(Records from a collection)
+ + + +

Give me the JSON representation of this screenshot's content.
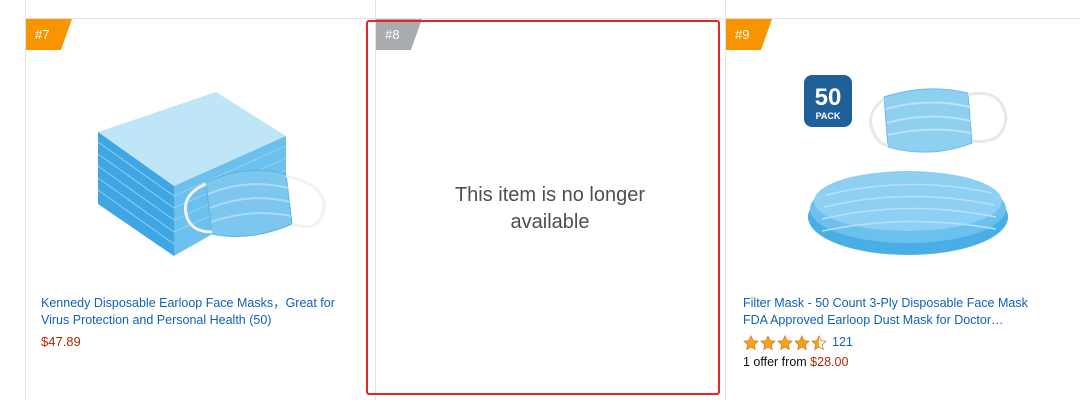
{
  "products": [
    {
      "rank": "#7",
      "title_line1": "Kennedy Disposable Earloop Face Masks，Great for",
      "title_line2": "Virus Protection and Personal Health (50)",
      "price": "$47.89"
    },
    {
      "rank": "#8",
      "unavailable_line1": "This item is no longer",
      "unavailable_line2": "available"
    },
    {
      "rank": "#9",
      "title_line1": "Filter Mask - 50 Count 3-Ply Disposable Face Mask",
      "title_line2": "FDA Approved Earloop Dust Mask for Doctor…",
      "badge_number": "50",
      "badge_text": "PACK",
      "rating": 4.5,
      "rating_count": "121",
      "offer_text": "1 offer from ",
      "offer_price": "$28.00"
    }
  ],
  "colors": {
    "rank_orange": "#f79400",
    "rank_gray": "#a9acaf",
    "link_blue": "#0e62b9",
    "price_red": "#b12704",
    "highlight_red": "#e3262b",
    "star_orange": "#f4a41c"
  }
}
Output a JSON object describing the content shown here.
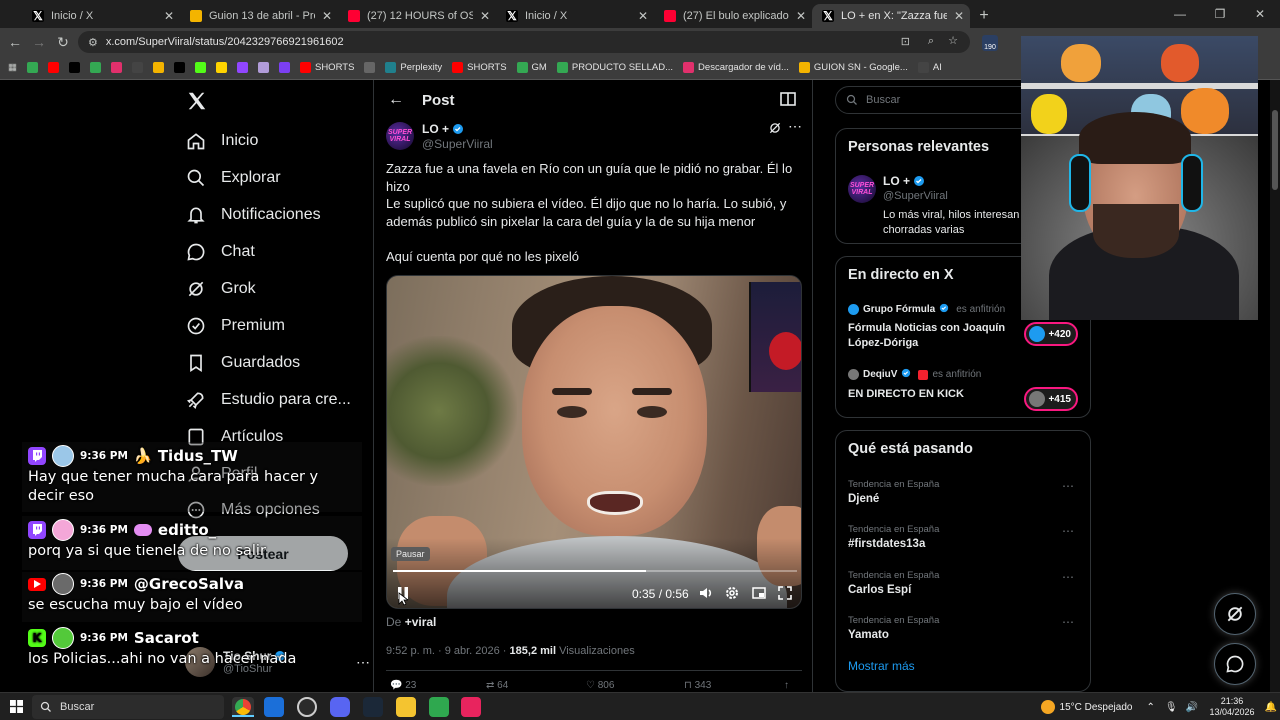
{
  "browser": {
    "tabs": [
      {
        "title": "Inicio / X",
        "icon": "x-logo-icon",
        "active": false
      },
      {
        "title": "Guion 13 de abril - Presentacio",
        "icon": "google-slides-icon",
        "active": false
      },
      {
        "title": "(27) 12 HOURS of OSRS mu",
        "icon": "youtube-icon",
        "active": false
      },
      {
        "title": "Inicio / X",
        "icon": "x-logo-icon",
        "active": false
      },
      {
        "title": "(27) El bulo explicado. - YouTub",
        "icon": "youtube-icon",
        "active": false
      },
      {
        "title": "LO + en X: \"Zazza fue a una",
        "icon": "x-logo-icon",
        "active": true
      }
    ],
    "url": "x.com/SuperViiral/status/2042329766921961602",
    "bookmarks": [
      {
        "label": "",
        "color": "#34a853"
      },
      {
        "label": "",
        "color": "#ff0000"
      },
      {
        "label": "",
        "color": "#000000"
      },
      {
        "label": "",
        "color": "#34a853"
      },
      {
        "label": "",
        "color": "#e1306c"
      },
      {
        "label": "",
        "color": "#444444"
      },
      {
        "label": "",
        "color": "#f4b400"
      },
      {
        "label": "",
        "color": "#000000"
      },
      {
        "label": "",
        "color": "#53fc18"
      },
      {
        "label": "",
        "color": "#ffd400"
      },
      {
        "label": "",
        "color": "#9146ff"
      },
      {
        "label": "",
        "color": "#b19cd9"
      },
      {
        "label": "",
        "color": "#7b3ff2"
      },
      {
        "label": "SHORTS",
        "color": "#ff0000"
      },
      {
        "label": "",
        "color": "#666666"
      },
      {
        "label": "Perplexity",
        "color": "#20808d"
      },
      {
        "label": "SHORTS",
        "color": "#ff0000"
      },
      {
        "label": "GM",
        "color": "#34a853"
      },
      {
        "label": "PRODUCTO SELLAD...",
        "color": "#34a853"
      },
      {
        "label": "Descargador de víd...",
        "color": "#e1306c"
      },
      {
        "label": "GUION SN - Google...",
        "color": "#f4b400"
      },
      {
        "label": "AI",
        "color": "#444444"
      }
    ],
    "extension_badge": "190"
  },
  "nav": {
    "items": [
      {
        "label": "Inicio",
        "icon": "home-icon"
      },
      {
        "label": "Explorar",
        "icon": "search-icon"
      },
      {
        "label": "Notificaciones",
        "icon": "bell-icon"
      },
      {
        "label": "Chat",
        "icon": "chat-icon"
      },
      {
        "label": "Grok",
        "icon": "grok-icon"
      },
      {
        "label": "Premium",
        "icon": "premium-icon"
      },
      {
        "label": "Guardados",
        "icon": "bookmark-icon"
      },
      {
        "label": "Estudio para cre...",
        "icon": "rocket-icon"
      },
      {
        "label": "Artículos",
        "icon": "article-icon"
      },
      {
        "label": "Perfil",
        "icon": "profile-icon"
      },
      {
        "label": "Más opciones",
        "icon": "more-circle-icon"
      }
    ],
    "post_button": "Postear",
    "account_name": "Tio Shur",
    "account_handle": "@TioShur"
  },
  "post": {
    "header": "Post",
    "author_name": "LO +",
    "author_handle": "@SuperViiral",
    "avatar_text": "SUPER VIRAL",
    "text1": "Zazza fue a una favela en Río con un guía que le pidió no grabar. Él lo hizo",
    "text2": "Le suplicó que no subiera el vídeo. Él dijo que no lo haría. Lo subió, y además publicó sin pixelar la cara del guía y la de su hija menor",
    "text3": "Aquí cuenta por qué no les pixeló",
    "video": {
      "tooltip": "Pausar",
      "time": "0:35 / 0:56",
      "progress": 0.625
    },
    "via_prefix": "De",
    "via_name": "+viral",
    "timestamp": "9:52 p. m. · 9 abr. 2026 ·",
    "views_count": "185,2 mil",
    "views_label": "Visualizaciones",
    "stats": {
      "replies": "23",
      "reposts": "64",
      "likes": "806",
      "bookmarks": "343"
    }
  },
  "sidebar": {
    "search_placeholder": "Buscar",
    "relevant": {
      "title": "Personas relevantes",
      "name": "LO +",
      "handle": "@SuperViiral",
      "bio": "Lo más viral, hilos interesan chorradas varias"
    },
    "live": {
      "title": "En directo en X",
      "items": [
        {
          "host": "Grupo Fórmula",
          "host_suffix": "es anfitrión",
          "title": "Fórmula Noticias con Joaquín López-Dóriga",
          "count": "+420"
        },
        {
          "host": "DeqiuV",
          "host_suffix": "es anfitrión",
          "title": "EN DIRECTO EN KICK",
          "count": "+415"
        }
      ]
    },
    "trending": {
      "title": "Qué está pasando",
      "items": [
        {
          "context": "Tendencia en España",
          "topic": "Djené"
        },
        {
          "context": "Tendencia en España",
          "topic": "#firstdates13a"
        },
        {
          "context": "Tendencia en España",
          "topic": "Carlos Espí"
        },
        {
          "context": "Tendencia en España",
          "topic": "Yamato"
        }
      ],
      "show_more": "Mostrar más"
    }
  },
  "chat": [
    {
      "platform": "twitch",
      "time": "9:36 PM",
      "user": "🍌 Tidus_TW",
      "message": "Hay que tener mucha cara para hacer y decir eso"
    },
    {
      "platform": "twitch",
      "time": "9:36 PM",
      "user": "editto_",
      "message": "porq ya si que tienela de no salir"
    },
    {
      "platform": "youtube",
      "time": "9:36 PM",
      "user": "@GrecoSalva",
      "message": "se escucha muy bajo el vídeo"
    },
    {
      "platform": "kick",
      "time": "9:36 PM",
      "user": "Sacarot",
      "message": "los Policias...ahi no van a hacer nada"
    }
  ],
  "taskbar": {
    "search_label": "Buscar",
    "weather": "15°C Despejado",
    "time": "21:36",
    "date": "13/04/2026"
  }
}
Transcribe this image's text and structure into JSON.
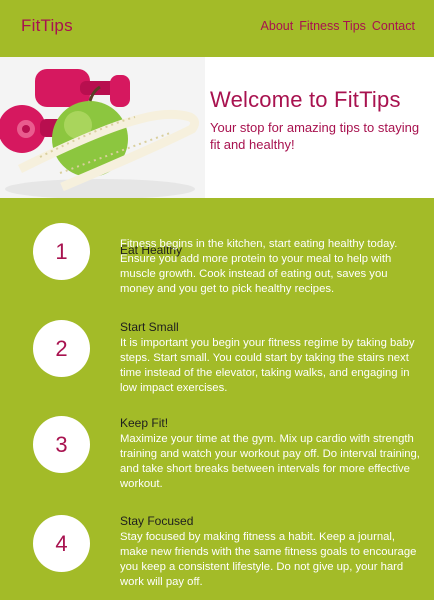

+ + + +

▶ _Task goal_
Please retype every record shown above, exactly as written, but without pictures.

▶ _Result of this exercise_
Give me the JSON representation of this screenshot's content.
{
  "products": [
    {
      "rank": "#7",
      "title_line1": "Kennedy Disposable Earloop Face Masks，Great for",
      "title_line2": "Virus Protection and Personal Health (50)",
      "price": "$47.89"
    },
    {
      "rank": "#8",
      "unavailable_line1": "This item is no longer",
      "unavailable_line2": "available"
    },
    {
      "rank": "#9",
      "title_line1": "Filter Mask - 50 Count 3-Ply Disposable Face Mask",
      "title_line2": "FDA Approved Earloop Dust Mask for Doctor…",
      "badge_number": "50",
      "badge_text": "PACK",
      "rating": 4.5,
      "rating_count": "121",
      "offer_text": "1 offer from ",
      "offer_price": "$28.00"
    }
  ],
  "colors": {
    "rank_orange": "#f79400",
    "rank_gray": "#a9acaf",
    "link_blue": "#0e62b9",
    "price_red": "#b12704",
    "highlight_red": "#e3262b",
    "star_orange": "#f4a41c"
  }
}
Output a JSON object describing the content shown here.
{
  "browser": {
    "tabs": [
      {
        "title": "Inicio / X",
        "icon": "x-logo-icon",
        "active": false
      },
      {
        "title": "Guion 13 de abril - Presentacio",
        "icon": "google-slides-icon",
        "active": false
      },
      {
        "title": "(27) 12 HOURS of OSRS mu",
        "icon": "youtube-icon",
        "active": false
      },
      {
        "title": "Inicio / X",
        "icon": "x-logo-icon",
        "active": false
      },
      {
        "title": "(27) El bulo explicado. - YouTub",
        "icon": "youtube-icon",
        "active": false
      },
      {
        "title": "LO + en X: \"Zazza fue a una",
        "icon": "x-logo-icon",
        "active": true
      }
    ],
    "url": "x.com/SuperViiral/status/2042329766921961602",
    "bookmarks": [
      {
        "label": "",
        "color": "#34a853"
      },
      {
        "label": "",
        "color": "#ff0000"
      },
      {
        "label": "",
        "color": "#000000"
      },
      {
        "label": "",
        "color": "#34a853"
      },
      {
        "label": "",
        "color": "#e1306c"
      },
      {
        "label": "",
        "color": "#444444"
      },
      {
        "label": "",
        "color": "#f4b400"
      },
      {
        "label": "",
        "color": "#000000"
      },
      {
        "label": "",
        "color": "#53fc18"
      },
      {
        "label": "",
        "color": "#ffd400"
      },
      {
        "label": "",
        "color": "#9146ff"
      },
      {
        "label": "",
        "color": "#b19cd9"
      },
      {
        "label": "",
        "color": "#7b3ff2"
      },
      {
        "label": "SHORTS",
        "color": "#ff0000"
      },
      {
        "label": "",
        "color": "#666666"
      },
      {
        "label": "Perplexity",
        "color": "#20808d"
      },
      {
        "label": "SHORTS",
        "color": "#ff0000"
      },
      {
        "label": "GM",
        "color": "#34a853"
      },
      {
        "label": "PRODUCTO SELLAD...",
        "color": "#34a853"
      },
      {
        "label": "Descargador de víd...",
        "color": "#e1306c"
      },
      {
        "label": "GUION SN - Google...",
        "color": "#f4b400"
      },
      {
        "label": "AI",
        "color": "#444444"
      }
    ],
    "extension_badge": "190"
  },
  "nav": {
    "items": [
      {
        "label": "Inicio",
        "icon": "home-icon"
      },
      {
        "label": "Explorar",
        "icon": "search-icon"
      },
      {
        "label": "Notificaciones",
        "icon": "bell-icon"
      },
      {
        "label": "Chat",
        "icon": "chat-icon"
      },
      {
        "label": "Grok",
        "icon": "grok-icon"
      },
      {
        "label": "Premium",
        "icon": "premium-icon"
      },
      {
        "label": "Guardados",
        "icon": "bookmark-icon"
      },
      {
        "label": "Estudio para cre...",
        "icon": "rocket-icon"
      },
      {
        "label": "Artículos",
        "icon": "article-icon"
      },
      {
        "label": "Perfil",
        "icon": "profile-icon"
      },
      {
        "label": "Más opciones",
        "icon": "more-circle-icon"
      }
    ],
    "post_button": "Postear",
    "account_name": "Tio Shur",
    "account_handle": "@TioShur"
  },
  "post": {
    "header": "Post",
    "author_name": "LO +",
    "author_handle": "@SuperViiral",
    "avatar_text": "SUPER VIRAL",
    "text1": "Zazza fue a una favela en Río con un guía que le pidió no grabar. Él lo hizo",
    "text2": "Le suplicó que no subiera el vídeo. Él dijo que no lo haría. Lo subió, y además publicó sin pixelar la cara del guía y la de su hija menor",
    "text3": "Aquí cuenta por qué no les pixeló",
    "video": {
      "tooltip": "Pausar",
      "time": "0:35 / 0:56",
      "progress": 0.625
    },
    "via_prefix": "De",
    "via_name": "+viral",
    "timestamp": "9:52 p. m. · 9 abr. 2026 ·",
    "views_count": "185,2 mil",
    "views_label": "Visualizaciones",
    "stats": {
      "replies": "23",
      "reposts": "64",
      "likes": "806",
      "bookmarks": "343"
    }
  },
  "sidebar": {
    "search_placeholder": "Buscar",
    "relevant": {
      "title": "Personas relevantes",
      "name": "LO +",
      "handle": "@SuperViiral",
      "bio": "Lo más viral, hilos interesan chorradas varias"
    },
    "live": {
      "title": "En directo en X",
      "items": [
        {
          "host": "Grupo Fórmula",
          "host_suffix": "es anfitrión",
          "title": "Fórmula Noticias con Joaquín López-Dóriga",
          "count": "+420"
        },
        {
          "host": "DeqiuV",
          "host_suffix": "es anfitrión",
          "title": "EN DIRECTO EN KICK",
          "count": "+415"
        }
      ]
    },
    "trending": {
      "title": "Qué está pasando",
      "items": [
        {
          "context": "Tendencia en España",
          "topic": "Djené"
        },
        {
          "context": "Tendencia en España",
          "topic": "#firstdates13a"
        },
        {
          "context": "Tendencia en España",
          "topic": "Carlos Espí"
        },
        {
          "context": "Tendencia en España",
          "topic": "Yamato"
        }
      ],
      "show_more": "Mostrar más"
    }
  },
  "chat": [
    {
      "platform": "twitch",
      "time": "9:36 PM",
      "user": "🍌 Tidus_TW",
      "message": "Hay que tener mucha cara para hacer y decir eso"
    },
    {
      "platform": "twitch",
      "time": "9:36 PM",
      "user": "editto_",
      "message": "porq ya si que tienela de no salir"
    },
    {
      "platform": "youtube",
      "time": "9:36 PM",
      "user": "@GrecoSalva",
      "message": "se escucha muy bajo el vídeo"
    },
    {
      "platform": "kick",
      "time": "9:36 PM",
      "user": "Sacarot",
      "message": "los Policias...ahi no van a hacer nada"
    }
  ],
  "taskbar": {
    "search_label": "Buscar",
    "weather": "15°C Despejado",
    "time": "21:36",
    "date": "13/04/2026"
  }
}
Transcribe this image's text and structure into JSON.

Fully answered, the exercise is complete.